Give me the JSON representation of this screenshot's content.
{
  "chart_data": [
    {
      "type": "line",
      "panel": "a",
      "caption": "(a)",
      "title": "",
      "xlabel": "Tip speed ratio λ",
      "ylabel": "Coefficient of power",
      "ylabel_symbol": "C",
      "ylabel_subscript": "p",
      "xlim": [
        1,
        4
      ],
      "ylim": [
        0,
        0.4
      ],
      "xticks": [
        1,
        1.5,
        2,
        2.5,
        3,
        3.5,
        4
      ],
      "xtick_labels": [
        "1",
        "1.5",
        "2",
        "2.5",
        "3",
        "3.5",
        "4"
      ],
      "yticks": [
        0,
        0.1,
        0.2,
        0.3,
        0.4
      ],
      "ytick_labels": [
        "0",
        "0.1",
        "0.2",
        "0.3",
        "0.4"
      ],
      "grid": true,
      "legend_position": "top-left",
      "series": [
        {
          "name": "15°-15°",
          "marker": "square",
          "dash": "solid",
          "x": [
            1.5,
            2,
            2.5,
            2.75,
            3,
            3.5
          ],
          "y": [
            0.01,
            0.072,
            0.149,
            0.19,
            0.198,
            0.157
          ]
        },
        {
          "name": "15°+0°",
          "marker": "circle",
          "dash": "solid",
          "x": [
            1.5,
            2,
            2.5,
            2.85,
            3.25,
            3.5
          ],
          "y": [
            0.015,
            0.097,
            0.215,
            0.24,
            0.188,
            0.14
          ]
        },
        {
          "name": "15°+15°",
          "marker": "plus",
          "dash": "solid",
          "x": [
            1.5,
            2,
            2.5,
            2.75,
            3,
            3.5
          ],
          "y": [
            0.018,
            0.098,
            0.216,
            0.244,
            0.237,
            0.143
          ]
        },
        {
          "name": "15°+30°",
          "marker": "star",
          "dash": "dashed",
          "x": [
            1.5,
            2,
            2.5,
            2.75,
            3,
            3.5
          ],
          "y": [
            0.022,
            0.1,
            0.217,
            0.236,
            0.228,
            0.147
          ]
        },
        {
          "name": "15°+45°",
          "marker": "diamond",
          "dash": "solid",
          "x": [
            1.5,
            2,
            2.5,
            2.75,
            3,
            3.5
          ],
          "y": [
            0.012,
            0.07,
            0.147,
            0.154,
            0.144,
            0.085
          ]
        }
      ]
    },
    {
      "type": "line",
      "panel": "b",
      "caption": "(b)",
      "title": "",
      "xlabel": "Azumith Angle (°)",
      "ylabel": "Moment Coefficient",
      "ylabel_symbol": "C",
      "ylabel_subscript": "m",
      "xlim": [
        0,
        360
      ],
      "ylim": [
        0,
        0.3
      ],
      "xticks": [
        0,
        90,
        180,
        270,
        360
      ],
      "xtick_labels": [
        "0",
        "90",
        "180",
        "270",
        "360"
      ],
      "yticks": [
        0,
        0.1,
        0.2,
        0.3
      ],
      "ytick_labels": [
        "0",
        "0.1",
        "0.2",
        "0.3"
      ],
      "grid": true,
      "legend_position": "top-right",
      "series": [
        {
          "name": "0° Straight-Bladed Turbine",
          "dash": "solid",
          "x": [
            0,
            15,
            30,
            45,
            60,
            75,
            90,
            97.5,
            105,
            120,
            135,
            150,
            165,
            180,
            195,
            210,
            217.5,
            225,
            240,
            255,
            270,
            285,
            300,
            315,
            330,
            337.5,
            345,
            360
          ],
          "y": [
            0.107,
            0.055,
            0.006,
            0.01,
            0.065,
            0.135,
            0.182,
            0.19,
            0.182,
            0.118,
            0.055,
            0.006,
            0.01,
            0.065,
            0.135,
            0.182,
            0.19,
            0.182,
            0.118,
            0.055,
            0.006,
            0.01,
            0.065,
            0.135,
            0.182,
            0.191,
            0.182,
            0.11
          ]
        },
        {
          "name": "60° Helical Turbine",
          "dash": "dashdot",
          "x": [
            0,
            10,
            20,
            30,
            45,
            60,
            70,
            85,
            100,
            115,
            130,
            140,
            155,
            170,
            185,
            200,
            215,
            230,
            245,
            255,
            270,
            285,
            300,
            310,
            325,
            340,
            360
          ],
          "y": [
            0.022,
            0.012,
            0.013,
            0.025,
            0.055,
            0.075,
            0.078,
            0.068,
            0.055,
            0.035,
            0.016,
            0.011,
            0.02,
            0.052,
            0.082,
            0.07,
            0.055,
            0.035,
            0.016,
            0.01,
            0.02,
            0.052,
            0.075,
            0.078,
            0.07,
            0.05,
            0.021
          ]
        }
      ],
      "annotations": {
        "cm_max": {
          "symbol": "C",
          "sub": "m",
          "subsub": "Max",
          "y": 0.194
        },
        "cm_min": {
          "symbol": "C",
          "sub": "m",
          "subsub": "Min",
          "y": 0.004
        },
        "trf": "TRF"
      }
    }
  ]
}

#### Task to carry out:
Exactly as shown, repeat every record.

#### Output for this exercise:
Give me the JSON representation of this screenshot's content.
{
  "chart_data": [
    {
      "type": "line",
      "panel": "a",
      "caption": "(a)",
      "title": "",
      "xlabel": "Tip speed ratio λ",
      "ylabel": "Coefficient of power",
      "ylabel_symbol": "C",
      "ylabel_subscript": "p",
      "xlim": [
        1,
        4
      ],
      "ylim": [
        0,
        0.4
      ],
      "xticks": [
        1,
        1.5,
        2,
        2.5,
        3,
        3.5,
        4
      ],
      "xtick_labels": [
        "1",
        "1.5",
        "2",
        "2.5",
        "3",
        "3.5",
        "4"
      ],
      "yticks": [
        0,
        0.1,
        0.2,
        0.3,
        0.4
      ],
      "ytick_labels": [
        "0",
        "0.1",
        "0.2",
        "0.3",
        "0.4"
      ],
      "grid": true,
      "legend_position": "top-left",
      "series": [
        {
          "name": "15°-15°",
          "marker": "square",
          "dash": "solid",
          "x": [
            1.5,
            2,
            2.5,
            2.75,
            3,
            3.5
          ],
          "y": [
            0.01,
            0.072,
            0.149,
            0.19,
            0.198,
            0.157
          ]
        },
        {
          "name": "15°+0°",
          "marker": "circle",
          "dash": "solid",
          "x": [
            1.5,
            2,
            2.5,
            2.85,
            3.25,
            3.5
          ],
          "y": [
            0.015,
            0.097,
            0.215,
            0.24,
            0.188,
            0.14
          ]
        },
        {
          "name": "15°+15°",
          "marker": "plus",
          "dash": "solid",
          "x": [
            1.5,
            2,
            2.5,
            2.75,
            3,
            3.5
          ],
          "y": [
            0.018,
            0.098,
            0.216,
            0.244,
            0.237,
            0.143
          ]
        },
        {
          "name": "15°+30°",
          "marker": "star",
          "dash": "dashed",
          "x": [
            1.5,
            2,
            2.5,
            2.75,
            3,
            3.5
          ],
          "y": [
            0.022,
            0.1,
            0.217,
            0.236,
            0.228,
            0.147
          ]
        },
        {
          "name": "15°+45°",
          "marker": "diamond",
          "dash": "solid",
          "x": [
            1.5,
            2,
            2.5,
            2.75,
            3,
            3.5
          ],
          "y": [
            0.012,
            0.07,
            0.147,
            0.154,
            0.144,
            0.085
          ]
        }
      ]
    },
    {
      "type": "line",
      "panel": "b",
      "caption": "(b)",
      "title": "",
      "xlabel": "Azumith Angle (°)",
      "ylabel": "Moment Coefficient",
      "ylabel_symbol": "C",
      "ylabel_subscript": "m",
      "xlim": [
        0,
        360
      ],
      "ylim": [
        0,
        0.3
      ],
      "xticks": [
        0,
        90,
        180,
        270,
        360
      ],
      "xtick_labels": [
        "0",
        "90",
        "180",
        "270",
        "360"
      ],
      "yticks": [
        0,
        0.1,
        0.2,
        0.3
      ],
      "ytick_labels": [
        "0",
        "0.1",
        "0.2",
        "0.3"
      ],
      "grid": true,
      "legend_position": "top-right",
      "series": [
        {
          "name": "0° Straight-Bladed Turbine",
          "dash": "solid",
          "x": [
            0,
            15,
            30,
            45,
            60,
            75,
            90,
            97.5,
            105,
            120,
            135,
            150,
            165,
            180,
            195,
            210,
            217.5,
            225,
            240,
            255,
            270,
            285,
            300,
            315,
            330,
            337.5,
            345,
            360
          ],
          "y": [
            0.107,
            0.055,
            0.006,
            0.01,
            0.065,
            0.135,
            0.182,
            0.19,
            0.182,
            0.118,
            0.055,
            0.006,
            0.01,
            0.065,
            0.135,
            0.182,
            0.19,
            0.182,
            0.118,
            0.055,
            0.006,
            0.01,
            0.065,
            0.135,
            0.182,
            0.191,
            0.182,
            0.11
          ]
        },
        {
          "name": "60° Helical Turbine",
          "dash": "dashdot",
          "x": [
            0,
            10,
            20,
            30,
            45,
            60,
            70,
            85,
            100,
            115,
            130,
            140,
            155,
            170,
            185,
            200,
            215,
            230,
            245,
            255,
            270,
            285,
            300,
            310,
            325,
            340,
            360
          ],
          "y": [
            0.022,
            0.012,
            0.013,
            0.025,
            0.055,
            0.075,
            0.078,
            0.068,
            0.055,
            0.035,
            0.016,
            0.011,
            0.02,
            0.052,
            0.082,
            0.07,
            0.055,
            0.035,
            0.016,
            0.01,
            0.02,
            0.052,
            0.075,
            0.078,
            0.07,
            0.05,
            0.021
          ]
        }
      ],
      "annotations": {
        "cm_max": {
          "symbol": "C",
          "sub": "m",
          "subsub": "Max",
          "y": 0.194
        },
        "cm_min": {
          "symbol": "C",
          "sub": "m",
          "subsub": "Min",
          "y": 0.004
        },
        "trf": "TRF"
      }
    }
  ]
}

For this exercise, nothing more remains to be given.